Material
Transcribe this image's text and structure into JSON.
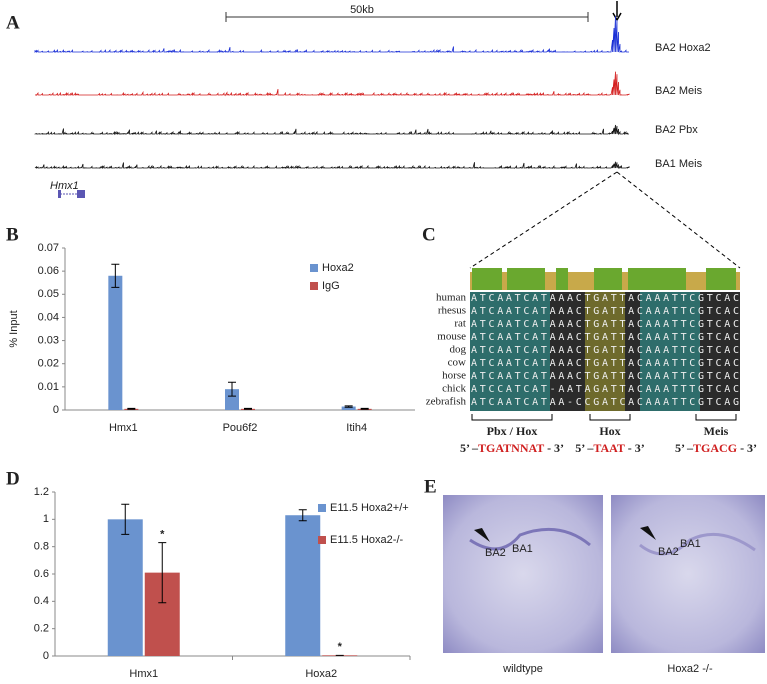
{
  "panels": {
    "a": {
      "letter": "A",
      "scale": "50kb",
      "gene": "Hmx1",
      "tracks": [
        {
          "label": "BA2 Hoxa2",
          "color": "#1a2fd6"
        },
        {
          "label": "BA2 Meis",
          "color": "#d41f1f"
        },
        {
          "label": "BA2 Pbx",
          "color": "#111111"
        },
        {
          "label": "BA1 Meis",
          "color": "#111111"
        }
      ]
    },
    "b": {
      "letter": "B"
    },
    "c": {
      "letter": "C",
      "rows": [
        {
          "species": "human",
          "seq": "ATCAATCATAAACTGATTACAAATTCGTCAC"
        },
        {
          "species": "rhesus",
          "seq": "ATCAATCATAAACTGATTACAAATTCGTCAC"
        },
        {
          "species": "rat",
          "seq": "ATCAATCATAAACTGATTACAAATTCGTCAC"
        },
        {
          "species": "mouse",
          "seq": "ATCAATCATAAACTGATTACAAATTCGTCAC"
        },
        {
          "species": "dog",
          "seq": "ATCAATCATAAACTGATTACAAATTCGTCAC"
        },
        {
          "species": "cow",
          "seq": "ATCAATCATAAACTGATTACAAATTCGTCAC"
        },
        {
          "species": "horse",
          "seq": "ATCAATCATAAACTGATTACAAATTCGTCAC"
        },
        {
          "species": "chick",
          "seq": "ATCCATCAT-AATAGATTACAAATTTGTCAC"
        },
        {
          "species": "zebrafish",
          "seq": "ATCAATCATAA-CCGATCACAAATTCGTCAG"
        }
      ],
      "sites": [
        {
          "name": "Pbx / Hox",
          "pre": "5’ –",
          "motif": "TGATNNAT",
          "post": " - 3’"
        },
        {
          "name": "Hox",
          "pre": "5’ –",
          "motif": "TAAT",
          "post": " - 3’"
        },
        {
          "name": "Meis",
          "pre": "5’ –",
          "motif": "TGACG",
          "post": " - 3’"
        }
      ]
    },
    "d": {
      "letter": "D"
    },
    "e": {
      "letter": "E",
      "ba2": "BA2",
      "ba1": "BA1",
      "captions": [
        "wildtype",
        "Hoxa2 -/-"
      ]
    }
  },
  "chart_data": [
    {
      "type": "bar",
      "ylabel": "% Input",
      "categories": [
        "Hmx1",
        "Pou6f2",
        "Itih4"
      ],
      "series": [
        {
          "name": "Hoxa2",
          "color": "#6a93cf",
          "values": [
            0.058,
            0.009,
            0.0015
          ],
          "errors": [
            0.005,
            0.003,
            0.0003
          ]
        },
        {
          "name": "IgG",
          "color": "#c0504d",
          "values": [
            0.0005,
            0.0005,
            0.0005
          ],
          "errors": [
            0.0002,
            0.0002,
            0.0002
          ]
        }
      ],
      "ylim": [
        0,
        0.07
      ],
      "yticks": [
        0,
        0.01,
        0.02,
        0.03,
        0.04,
        0.05,
        0.06,
        0.07
      ]
    },
    {
      "type": "bar",
      "categories": [
        "Hmx1",
        "Hoxa2"
      ],
      "series": [
        {
          "name": "E11.5 Hoxa2+/+",
          "color": "#6a93cf",
          "values": [
            1.0,
            1.03
          ],
          "errors": [
            0.11,
            0.04
          ]
        },
        {
          "name": "E11.5 Hoxa2-/-",
          "color": "#c0504d",
          "values": [
            0.61,
            0.005
          ],
          "errors": [
            0.22,
            0
          ]
        }
      ],
      "annotations": [
        {
          "text": "*",
          "category": 0,
          "series": 1
        },
        {
          "text": "*",
          "category": 1,
          "series": 1
        }
      ],
      "ylim": [
        0,
        1.2
      ],
      "yticks": [
        0,
        {
          "value": 0.2,
          "label": "0.2"
        },
        {
          "value": 0.4,
          "label": "0.4"
        },
        {
          "value": 0.6,
          "label": "0.6"
        },
        {
          "value": 0.8,
          "label": "0.8"
        },
        1,
        {
          "value": 1.2,
          "label": "1.2"
        }
      ]
    }
  ]
}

What is being asked
Using the listing above, pull out all lines that hold the word "species".

The response
          "species": "human",
          "species": "rhesus",
          "species": "rat",
          "species": "mouse",
          "species": "dog",
          "species": "cow",
          "species": "horse",
          "species": "chick",
          "species": "zebrafish",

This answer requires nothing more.